## Document text
# # #

If this face owes far too much to reading Romantic poetry and not enough to religious creed, then so much the worse—so Rorty would say—for creed. Rorty’s second face to religion is slightly irritated by the still existing presumption that readers of Wordsworth or Blake don’t have consciences according to American law. Rorty enforces the secular, democratic separation of church and state with an admittedly small amount of peevishness. Western democracies institutionalized the separation of religion from government in order to protect the freedom of people with different religions. In practice, Rorty again enforces this protection by thinking about conversation—what do you do when somebody proposes public policy on the basis of a religious belief you don’t share? How do you debate that? And in Rorty’s view, this goes for basing them on Nietzsche as much as on Christ.
Conversations, in Rorty’s manner, come in two different kinds—some we don’t have to agree with the person’s terms, and can just empathize and seek understanding, because the conclusions drawn in their thinking have nothing to do with us. Whether they love Carol or not, it shouldn’t exactly matter to us since we aren’t the ones going to bed with her. But other conversations, these don’t just demand understanding, but agreement in terms because the entire point of them is to lock down societally-binding conclusions and direction. So what needs to be created is a public language, if ever so thin, in which to debate these questions without begging the question over any particular side.
There is a third face, however, that Rorty displays to religion, though not so much in the two essays in Philosophy and Social Hope. This face might be summed up in pragmatism’s historicism—if religion began as the first attempts of primitive humanity to explain their surroundings, then surely some of these are outmoded. This face is conscientiously stern in open debates about where our culture should be heading. Dewey, on par, was better at this than James, and so was Rorty, which might explain Rorty’s overt affinity with Dewey, given his shyness. James was much more the phenomenological adventurer, exploring our current consciousnesses and sussing out the real tensions. Dewey, on the other hand, had more of an historical sense and was better at telling evolutionary stories of how we got these tensions—and where we might go to relieve them.

# # #

Structured page parsing data:
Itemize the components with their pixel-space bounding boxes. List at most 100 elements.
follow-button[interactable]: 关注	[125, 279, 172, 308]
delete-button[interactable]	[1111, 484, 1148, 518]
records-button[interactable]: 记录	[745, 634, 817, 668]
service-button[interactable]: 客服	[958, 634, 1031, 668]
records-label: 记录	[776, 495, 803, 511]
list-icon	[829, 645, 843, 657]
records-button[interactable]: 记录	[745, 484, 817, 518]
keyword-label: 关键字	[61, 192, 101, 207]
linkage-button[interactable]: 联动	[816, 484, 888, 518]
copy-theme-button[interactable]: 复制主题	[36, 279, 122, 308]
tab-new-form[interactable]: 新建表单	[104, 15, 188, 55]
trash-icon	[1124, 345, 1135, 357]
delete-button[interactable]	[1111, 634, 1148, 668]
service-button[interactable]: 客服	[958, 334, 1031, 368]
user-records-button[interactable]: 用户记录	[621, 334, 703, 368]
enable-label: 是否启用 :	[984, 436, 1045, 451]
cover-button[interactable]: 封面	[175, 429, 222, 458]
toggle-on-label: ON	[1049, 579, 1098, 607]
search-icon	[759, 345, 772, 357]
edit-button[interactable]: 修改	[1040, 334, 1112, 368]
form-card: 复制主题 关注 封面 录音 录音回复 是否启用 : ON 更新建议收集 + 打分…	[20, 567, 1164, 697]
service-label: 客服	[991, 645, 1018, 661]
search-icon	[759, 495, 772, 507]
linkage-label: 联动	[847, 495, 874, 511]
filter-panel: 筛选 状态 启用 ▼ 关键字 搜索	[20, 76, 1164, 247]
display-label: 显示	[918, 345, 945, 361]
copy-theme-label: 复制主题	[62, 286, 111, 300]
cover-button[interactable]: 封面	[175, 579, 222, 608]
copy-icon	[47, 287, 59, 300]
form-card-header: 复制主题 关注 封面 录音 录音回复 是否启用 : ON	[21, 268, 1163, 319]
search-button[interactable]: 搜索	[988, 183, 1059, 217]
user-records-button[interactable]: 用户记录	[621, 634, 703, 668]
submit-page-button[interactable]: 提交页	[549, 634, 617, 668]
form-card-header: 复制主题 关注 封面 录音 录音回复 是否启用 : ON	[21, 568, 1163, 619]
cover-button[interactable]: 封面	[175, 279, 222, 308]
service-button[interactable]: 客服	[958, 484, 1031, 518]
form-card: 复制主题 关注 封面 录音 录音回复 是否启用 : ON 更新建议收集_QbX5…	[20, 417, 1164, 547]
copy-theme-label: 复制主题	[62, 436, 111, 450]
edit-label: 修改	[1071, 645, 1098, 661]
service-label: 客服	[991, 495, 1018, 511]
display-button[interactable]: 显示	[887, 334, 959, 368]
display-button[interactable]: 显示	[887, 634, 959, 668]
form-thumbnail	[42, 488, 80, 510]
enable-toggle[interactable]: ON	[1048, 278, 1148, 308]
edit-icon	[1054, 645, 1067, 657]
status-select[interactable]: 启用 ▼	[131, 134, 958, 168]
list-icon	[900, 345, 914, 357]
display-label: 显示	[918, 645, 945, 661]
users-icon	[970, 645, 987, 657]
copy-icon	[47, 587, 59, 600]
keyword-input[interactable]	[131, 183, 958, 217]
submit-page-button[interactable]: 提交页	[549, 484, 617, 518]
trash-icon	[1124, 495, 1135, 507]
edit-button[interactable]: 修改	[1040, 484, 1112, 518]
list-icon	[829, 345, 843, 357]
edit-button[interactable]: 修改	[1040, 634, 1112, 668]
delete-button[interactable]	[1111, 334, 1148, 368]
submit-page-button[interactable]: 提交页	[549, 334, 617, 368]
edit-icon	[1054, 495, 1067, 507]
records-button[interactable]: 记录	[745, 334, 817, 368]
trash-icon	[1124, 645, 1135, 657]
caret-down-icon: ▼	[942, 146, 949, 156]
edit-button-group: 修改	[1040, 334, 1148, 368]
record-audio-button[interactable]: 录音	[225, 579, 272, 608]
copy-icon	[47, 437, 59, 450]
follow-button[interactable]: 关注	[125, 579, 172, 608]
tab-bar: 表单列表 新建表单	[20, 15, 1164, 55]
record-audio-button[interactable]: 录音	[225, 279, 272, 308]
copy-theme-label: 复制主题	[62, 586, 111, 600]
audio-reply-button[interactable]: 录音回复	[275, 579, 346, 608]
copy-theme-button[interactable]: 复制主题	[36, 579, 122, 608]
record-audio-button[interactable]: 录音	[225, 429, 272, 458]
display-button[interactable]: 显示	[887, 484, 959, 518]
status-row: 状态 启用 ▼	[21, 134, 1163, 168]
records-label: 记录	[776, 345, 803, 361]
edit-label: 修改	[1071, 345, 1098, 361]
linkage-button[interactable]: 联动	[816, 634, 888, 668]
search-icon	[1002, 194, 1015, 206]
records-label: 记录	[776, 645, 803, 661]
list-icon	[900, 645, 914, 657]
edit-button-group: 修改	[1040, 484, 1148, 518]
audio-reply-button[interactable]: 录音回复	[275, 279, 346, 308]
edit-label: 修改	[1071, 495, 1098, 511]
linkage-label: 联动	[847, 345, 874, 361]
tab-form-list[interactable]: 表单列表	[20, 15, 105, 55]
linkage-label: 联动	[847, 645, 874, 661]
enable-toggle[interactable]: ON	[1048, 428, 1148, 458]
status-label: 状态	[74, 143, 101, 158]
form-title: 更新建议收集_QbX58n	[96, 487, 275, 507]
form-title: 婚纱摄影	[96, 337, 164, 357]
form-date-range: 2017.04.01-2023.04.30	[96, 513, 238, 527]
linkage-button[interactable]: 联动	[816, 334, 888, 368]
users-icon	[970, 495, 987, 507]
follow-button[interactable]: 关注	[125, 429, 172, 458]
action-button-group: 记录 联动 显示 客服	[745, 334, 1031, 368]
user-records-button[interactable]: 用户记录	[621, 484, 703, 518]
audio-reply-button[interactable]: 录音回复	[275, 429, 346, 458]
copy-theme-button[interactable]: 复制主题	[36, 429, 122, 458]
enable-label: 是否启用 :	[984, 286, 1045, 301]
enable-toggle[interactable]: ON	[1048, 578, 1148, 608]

# # #

## Set of tasks
1. Can you sum up the passage on Rorty and religion in two sentences?
2. Could you continue the passage on Rorty and religion, writing what comes after its final sentence?

## Answers to the exercises
1. Rorty enforces the separation of church and state by asking how to debate someone who proposes public policy based on a religious belief one doesn't share, and he holds that such debates need a thin public language that doesn't beg the question over any side. A third face, drawn from pragmatism's historicism, is stern in open debates about where culture should head, and Dewey, with his stronger historical sense, was better at this than James.

2.
For pragmatists, beliefs are tools. They are inherently artifactual. We created non-linguistic practices like carpentry to help keep ourselves dry and we created linguistic practices to help tell other people how to do it. We created physical tools, like hammers, to help bind wood together and we created intellectual tools, like logic, to help bind our beliefs together. Every habit, every practice that was created throughout history was done so in response to a felt need. The question pragmatists wish us all to face down, religious or otherwise, is what were our needs and do we still have them? If Rorty’s private and public face to religion are somewhat oriented towards the past and present, the third face of historicism looks to the future with a somewhat open-ended, though no less urgent, question: So we know where we’ve been, now where should we go?
 In The Will to Believe and Other Essays in Popular Philosophy, p. 194 of the 1956 Dover edition. Italics James's.